### EXERCISE BRIEF
Copy the data below exactly, omitting any picture it contains.

### Items listed in a dataset
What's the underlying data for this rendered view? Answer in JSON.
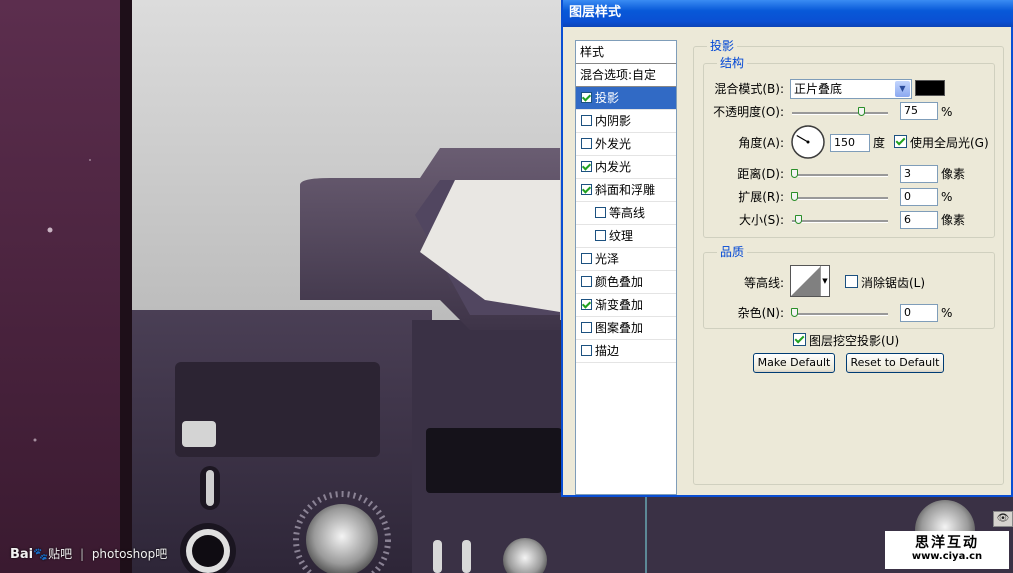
{
  "dialog": {
    "title": "图层样式",
    "left_panel": {
      "header": "样式",
      "blending_options": "混合选项:自定",
      "items": [
        {
          "label": "投影",
          "checked": true,
          "selected": true,
          "indent": false
        },
        {
          "label": "内阴影",
          "checked": false,
          "selected": false,
          "indent": false
        },
        {
          "label": "外发光",
          "checked": false,
          "selected": false,
          "indent": false
        },
        {
          "label": "内发光",
          "checked": true,
          "selected": false,
          "indent": false
        },
        {
          "label": "斜面和浮雕",
          "checked": true,
          "selected": false,
          "indent": false
        },
        {
          "label": "等高线",
          "checked": false,
          "selected": false,
          "indent": true
        },
        {
          "label": "纹理",
          "checked": false,
          "selected": false,
          "indent": true
        },
        {
          "label": "光泽",
          "checked": false,
          "selected": false,
          "indent": false
        },
        {
          "label": "颜色叠加",
          "checked": false,
          "selected": false,
          "indent": false
        },
        {
          "label": "渐变叠加",
          "checked": true,
          "selected": false,
          "indent": false
        },
        {
          "label": "图案叠加",
          "checked": false,
          "selected": false,
          "indent": false
        },
        {
          "label": "描边",
          "checked": false,
          "selected": false,
          "indent": false
        }
      ]
    },
    "drop_shadow": {
      "title": "投影",
      "structure": {
        "title": "结构",
        "blend_mode_label": "混合模式(B):",
        "blend_mode_value": "正片叠底",
        "shadow_color": "#000000",
        "opacity_label": "不透明度(O):",
        "opacity_value": "75",
        "opacity_fraction": 0.75,
        "opacity_unit": "%",
        "angle_label": "角度(A):",
        "angle_value": "150",
        "angle_degrees": 150,
        "angle_unit": "度",
        "global_light_label": "使用全局光(G)",
        "global_light_checked": true,
        "distance_label": "距离(D):",
        "distance_value": "3",
        "distance_fraction": 0.0,
        "distance_unit": "像素",
        "spread_label": "扩展(R):",
        "spread_value": "0",
        "spread_fraction": 0.0,
        "spread_unit": "%",
        "size_label": "大小(S):",
        "size_value": "6",
        "size_fraction": 0.04,
        "size_unit": "像素"
      },
      "quality": {
        "title": "品质",
        "contour_label": "等高线:",
        "anti_alias_label": "消除锯齿(L)",
        "anti_alias_checked": false,
        "noise_label": "杂色(N):",
        "noise_value": "0",
        "noise_fraction": 0.0,
        "noise_unit": "%"
      },
      "knockout_label": "图层挖空投影(U)",
      "knockout_checked": true,
      "make_default": "Make Default",
      "reset_default": "Reset to Default"
    }
  },
  "watermark": {
    "logo": "Bai",
    "logo_tail": "贴吧",
    "separator": "|",
    "text": "photoshop吧"
  },
  "brand": {
    "line1": "思洋互动",
    "line2": "www.ciya.cn"
  },
  "colors": {
    "title_bar": "#0a4fd3",
    "selection": "#316ac5",
    "panel_bg": "#ece9d8",
    "group_title": "#0046d5"
  }
}
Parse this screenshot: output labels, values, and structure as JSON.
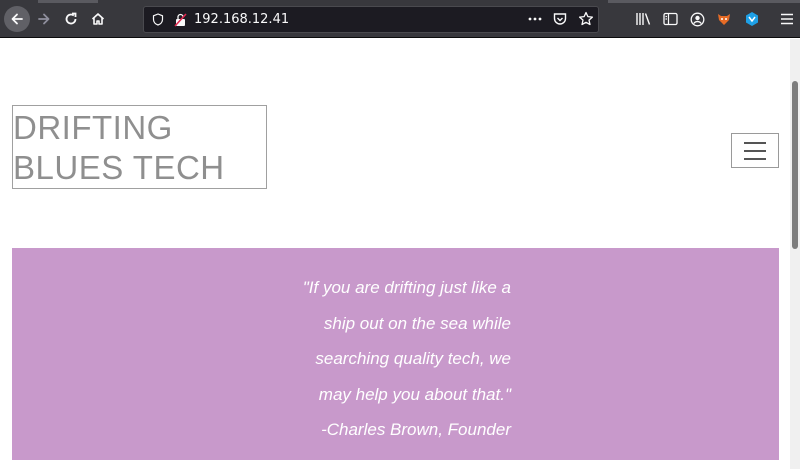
{
  "browser": {
    "url": "192.168.12.41",
    "icons": {
      "back": "back-arrow-icon",
      "forward": "forward-arrow-icon",
      "reload": "reload-icon",
      "home": "home-icon",
      "tracking": "tracking-protection-icon",
      "insecure": "insecure-connection-icon",
      "page_actions": "more-actions-icon",
      "pocket": "pocket-icon",
      "bookmark": "bookmark-star-icon",
      "library": "library-icon",
      "sidebar": "sidebar-icon",
      "account": "account-icon",
      "ext_fox": "foxyproxy-extension-icon",
      "ext_cube": "wappalyzer-extension-icon",
      "menu": "hamburger-menu-icon"
    }
  },
  "page": {
    "brand_title": "DRIFTING\nBLUES TECH",
    "hero_color": "#c899cb",
    "quote_lines": [
      "\"If you are drifting just like a",
      "ship out on the sea while",
      "searching quality tech, we",
      "may help you about that.\"",
      "-Charles Brown, Founder"
    ]
  }
}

### REPLY
What's the underlying data for this rendered view? Answer in JSON.
{
  "dialog": {
    "title": "图层样式",
    "left_panel": {
      "header": "样式",
      "blending_options": "混合选项:自定",
      "items": [
        {
          "label": "投影",
          "checked": true,
          "selected": true,
          "indent": false
        },
        {
          "label": "内阴影",
          "checked": false,
          "selected": false,
          "indent": false
        },
        {
          "label": "外发光",
          "checked": false,
          "selected": false,
          "indent": false
        },
        {
          "label": "内发光",
          "checked": true,
          "selected": false,
          "indent": false
        },
        {
          "label": "斜面和浮雕",
          "checked": true,
          "selected": false,
          "indent": false
        },
        {
          "label": "等高线",
          "checked": false,
          "selected": false,
          "indent": true
        },
        {
          "label": "纹理",
          "checked": false,
          "selected": false,
          "indent": true
        },
        {
          "label": "光泽",
          "checked": false,
          "selected": false,
          "indent": false
        },
        {
          "label": "颜色叠加",
          "checked": false,
          "selected": false,
          "indent": false
        },
        {
          "label": "渐变叠加",
          "checked": true,
          "selected": false,
          "indent": false
        },
        {
          "label": "图案叠加",
          "checked": false,
          "selected": false,
          "indent": false
        },
        {
          "label": "描边",
          "checked": false,
          "selected": false,
          "indent": false
        }
      ]
    },
    "drop_shadow": {
      "title": "投影",
      "structure": {
        "title": "结构",
        "blend_mode_label": "混合模式(B):",
        "blend_mode_value": "正片叠底",
        "shadow_color": "#000000",
        "opacity_label": "不透明度(O):",
        "opacity_value": "75",
        "opacity_fraction": 0.75,
        "opacity_unit": "%",
        "angle_label": "角度(A):",
        "angle_value": "150",
        "angle_degrees": 150,
        "angle_unit": "度",
        "global_light_label": "使用全局光(G)",
        "global_light_checked": true,
        "distance_label": "距离(D):",
        "distance_value": "3",
        "distance_fraction": 0.0,
        "distance_unit": "像素",
        "spread_label": "扩展(R):",
        "spread_value": "0",
        "spread_fraction": 0.0,
        "spread_unit": "%",
        "size_label": "大小(S):",
        "size_value": "6",
        "size_fraction": 0.04,
        "size_unit": "像素"
      },
      "quality": {
        "title": "品质",
        "contour_label": "等高线:",
        "anti_alias_label": "消除锯齿(L)",
        "anti_alias_checked": false,
        "noise_label": "杂色(N):",
        "noise_value": "0",
        "noise_fraction": 0.0,
        "noise_unit": "%"
      },
      "knockout_label": "图层挖空投影(U)",
      "knockout_checked": true,
      "make_default": "Make Default",
      "reset_default": "Reset to Default"
    }
  },
  "watermark": {
    "logo": "Bai",
    "logo_tail": "贴吧",
    "separator": "|",
    "text": "photoshop吧"
  },
  "brand": {
    "line1": "思洋互动",
    "line2": "www.ciya.cn"
  },
  "colors": {
    "title_bar": "#0a4fd3",
    "selection": "#316ac5",
    "panel_bg": "#ece9d8",
    "group_title": "#0046d5"
  }
}
Parse this screenshot: output labels, values, and structure as JSON.
{
  "browser": {
    "url": "192.168.12.41",
    "icons": {
      "back": "back-arrow-icon",
      "forward": "forward-arrow-icon",
      "reload": "reload-icon",
      "home": "home-icon",
      "tracking": "tracking-protection-icon",
      "insecure": "insecure-connection-icon",
      "page_actions": "more-actions-icon",
      "pocket": "pocket-icon",
      "bookmark": "bookmark-star-icon",
      "library": "library-icon",
      "sidebar": "sidebar-icon",
      "account": "account-icon",
      "ext_fox": "foxyproxy-extension-icon",
      "ext_cube": "wappalyzer-extension-icon",
      "menu": "hamburger-menu-icon"
    }
  },
  "page": {
    "brand_title": "DRIFTING\nBLUES TECH",
    "hero_color": "#c899cb",
    "quote_lines": [
      "\"If you are drifting just like a",
      "ship out on the sea while",
      "searching quality tech, we",
      "may help you about that.\"",
      "-Charles Brown, Founder"
    ]
  }
}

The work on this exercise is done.